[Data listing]
>>
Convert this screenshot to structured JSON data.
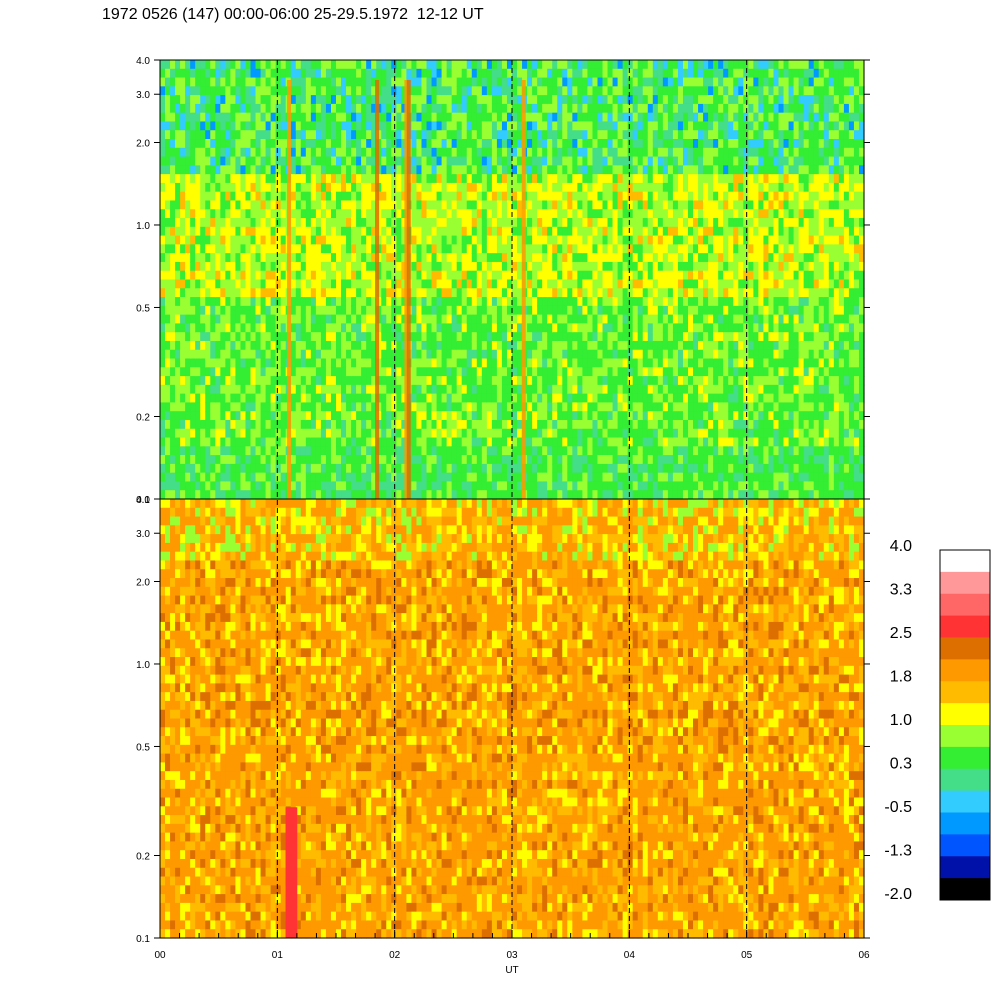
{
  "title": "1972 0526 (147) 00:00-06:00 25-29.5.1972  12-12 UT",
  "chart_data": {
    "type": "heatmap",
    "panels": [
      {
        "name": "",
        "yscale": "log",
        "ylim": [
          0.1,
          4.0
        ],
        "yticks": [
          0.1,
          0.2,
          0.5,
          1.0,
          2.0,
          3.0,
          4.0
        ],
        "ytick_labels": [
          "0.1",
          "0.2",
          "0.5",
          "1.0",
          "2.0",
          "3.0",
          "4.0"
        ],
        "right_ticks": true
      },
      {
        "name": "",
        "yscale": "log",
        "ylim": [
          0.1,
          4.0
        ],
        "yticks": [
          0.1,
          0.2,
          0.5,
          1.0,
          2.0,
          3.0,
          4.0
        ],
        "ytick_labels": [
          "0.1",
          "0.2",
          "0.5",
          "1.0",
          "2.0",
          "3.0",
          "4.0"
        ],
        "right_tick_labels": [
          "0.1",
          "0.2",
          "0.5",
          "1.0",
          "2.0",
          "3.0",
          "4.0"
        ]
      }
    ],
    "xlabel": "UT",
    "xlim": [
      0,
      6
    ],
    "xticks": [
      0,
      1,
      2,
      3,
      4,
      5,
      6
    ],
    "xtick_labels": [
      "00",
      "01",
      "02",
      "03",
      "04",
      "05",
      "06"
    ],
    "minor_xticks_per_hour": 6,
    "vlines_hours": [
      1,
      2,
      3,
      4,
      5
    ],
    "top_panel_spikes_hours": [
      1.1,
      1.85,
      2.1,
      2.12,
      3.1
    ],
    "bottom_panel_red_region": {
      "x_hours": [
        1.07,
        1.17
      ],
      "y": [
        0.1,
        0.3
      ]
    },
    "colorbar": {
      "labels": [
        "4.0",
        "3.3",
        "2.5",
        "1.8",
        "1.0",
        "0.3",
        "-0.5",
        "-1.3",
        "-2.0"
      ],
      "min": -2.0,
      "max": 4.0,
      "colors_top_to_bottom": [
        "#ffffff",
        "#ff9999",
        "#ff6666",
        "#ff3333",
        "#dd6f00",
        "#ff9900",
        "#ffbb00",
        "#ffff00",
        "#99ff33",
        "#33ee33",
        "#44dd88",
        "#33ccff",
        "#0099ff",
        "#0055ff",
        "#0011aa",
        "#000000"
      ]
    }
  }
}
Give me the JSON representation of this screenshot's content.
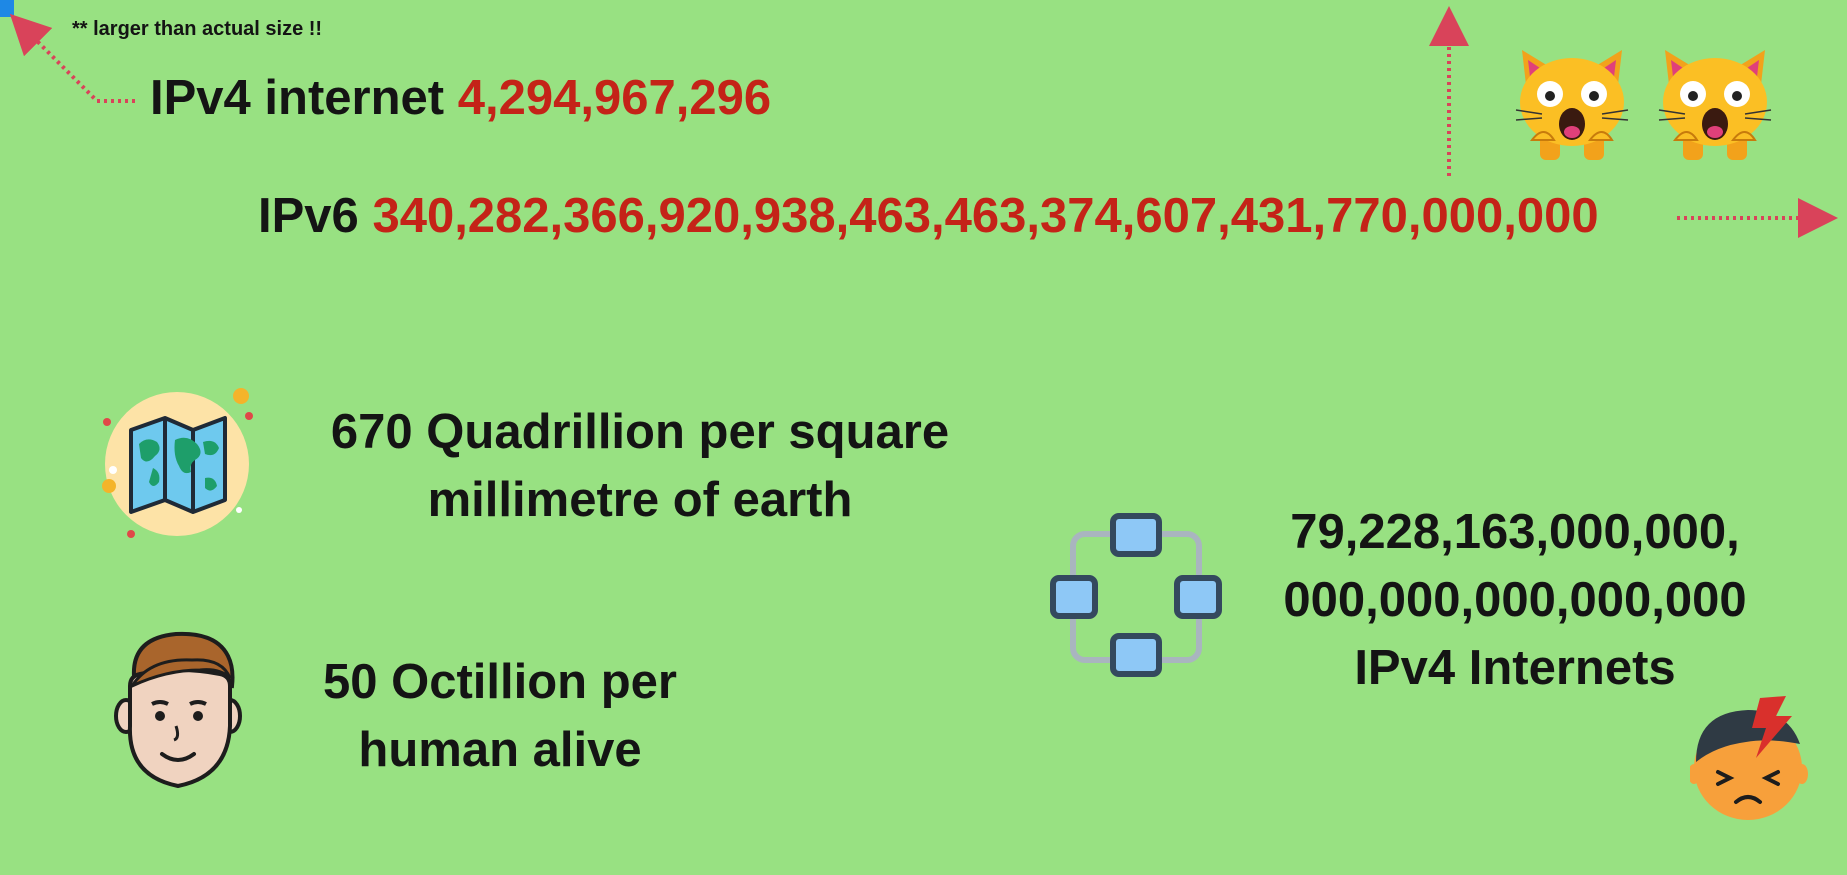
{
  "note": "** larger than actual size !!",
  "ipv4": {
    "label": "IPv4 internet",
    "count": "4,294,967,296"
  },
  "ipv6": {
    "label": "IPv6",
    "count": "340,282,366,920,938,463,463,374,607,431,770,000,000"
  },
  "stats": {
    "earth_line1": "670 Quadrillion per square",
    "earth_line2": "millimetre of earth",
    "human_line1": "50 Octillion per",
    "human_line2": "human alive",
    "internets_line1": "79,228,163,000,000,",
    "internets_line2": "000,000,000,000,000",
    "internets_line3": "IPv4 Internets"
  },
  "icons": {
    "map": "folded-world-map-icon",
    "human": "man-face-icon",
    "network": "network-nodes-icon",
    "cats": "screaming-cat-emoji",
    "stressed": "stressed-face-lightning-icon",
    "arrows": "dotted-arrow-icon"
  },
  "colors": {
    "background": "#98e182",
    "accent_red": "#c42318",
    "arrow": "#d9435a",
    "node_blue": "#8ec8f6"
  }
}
<<
>>
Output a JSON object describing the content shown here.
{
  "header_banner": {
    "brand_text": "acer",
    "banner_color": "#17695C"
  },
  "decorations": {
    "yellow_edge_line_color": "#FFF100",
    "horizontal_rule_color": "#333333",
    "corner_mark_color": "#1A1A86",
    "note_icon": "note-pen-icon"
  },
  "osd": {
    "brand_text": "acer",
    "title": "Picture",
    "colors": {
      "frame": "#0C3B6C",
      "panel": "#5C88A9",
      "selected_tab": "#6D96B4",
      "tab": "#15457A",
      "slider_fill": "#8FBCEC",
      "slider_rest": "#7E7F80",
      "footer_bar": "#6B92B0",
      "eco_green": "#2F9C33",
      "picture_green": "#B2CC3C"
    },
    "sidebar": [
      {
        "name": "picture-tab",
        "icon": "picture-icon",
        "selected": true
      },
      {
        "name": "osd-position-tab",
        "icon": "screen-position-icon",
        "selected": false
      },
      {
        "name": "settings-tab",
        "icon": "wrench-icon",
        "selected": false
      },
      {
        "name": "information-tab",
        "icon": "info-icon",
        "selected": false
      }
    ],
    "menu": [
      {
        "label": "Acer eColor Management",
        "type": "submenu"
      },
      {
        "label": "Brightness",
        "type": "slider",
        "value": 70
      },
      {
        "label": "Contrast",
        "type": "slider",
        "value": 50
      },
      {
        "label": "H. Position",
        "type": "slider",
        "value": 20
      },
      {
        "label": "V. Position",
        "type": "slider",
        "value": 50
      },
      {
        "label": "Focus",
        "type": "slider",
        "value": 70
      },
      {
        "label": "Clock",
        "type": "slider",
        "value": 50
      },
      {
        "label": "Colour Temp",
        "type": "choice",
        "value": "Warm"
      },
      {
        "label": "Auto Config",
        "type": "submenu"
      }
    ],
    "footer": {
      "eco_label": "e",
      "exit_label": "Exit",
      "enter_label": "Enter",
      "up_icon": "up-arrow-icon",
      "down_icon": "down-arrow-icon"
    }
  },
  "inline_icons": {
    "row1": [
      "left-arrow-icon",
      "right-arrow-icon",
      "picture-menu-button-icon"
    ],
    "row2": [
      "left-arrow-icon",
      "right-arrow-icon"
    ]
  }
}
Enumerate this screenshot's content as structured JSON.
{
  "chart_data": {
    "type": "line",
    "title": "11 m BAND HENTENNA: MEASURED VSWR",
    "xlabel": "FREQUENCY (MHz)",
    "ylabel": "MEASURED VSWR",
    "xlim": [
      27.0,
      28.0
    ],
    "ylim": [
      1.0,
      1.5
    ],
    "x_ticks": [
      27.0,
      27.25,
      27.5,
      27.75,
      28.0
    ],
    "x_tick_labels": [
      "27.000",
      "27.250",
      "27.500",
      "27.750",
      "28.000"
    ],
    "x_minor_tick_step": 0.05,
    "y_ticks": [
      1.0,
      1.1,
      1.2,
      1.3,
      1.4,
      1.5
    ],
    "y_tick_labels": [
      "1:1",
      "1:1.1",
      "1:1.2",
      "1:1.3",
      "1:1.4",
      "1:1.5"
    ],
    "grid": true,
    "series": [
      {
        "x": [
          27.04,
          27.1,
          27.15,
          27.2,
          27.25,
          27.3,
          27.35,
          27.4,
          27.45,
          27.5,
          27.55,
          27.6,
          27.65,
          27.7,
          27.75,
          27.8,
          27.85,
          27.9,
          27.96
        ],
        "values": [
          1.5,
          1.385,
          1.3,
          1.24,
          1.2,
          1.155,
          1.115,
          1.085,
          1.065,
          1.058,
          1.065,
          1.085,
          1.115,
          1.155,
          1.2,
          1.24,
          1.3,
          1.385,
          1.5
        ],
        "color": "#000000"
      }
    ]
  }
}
<<
■ OBJECTIVE: Using the listing above, return all lines where the word "VSWR" occurs.

■ FINISHED TASK:
    "title": "11 m BAND HENTENNA: MEASURED VSWR",
    "ylabel": "MEASURED VSWR",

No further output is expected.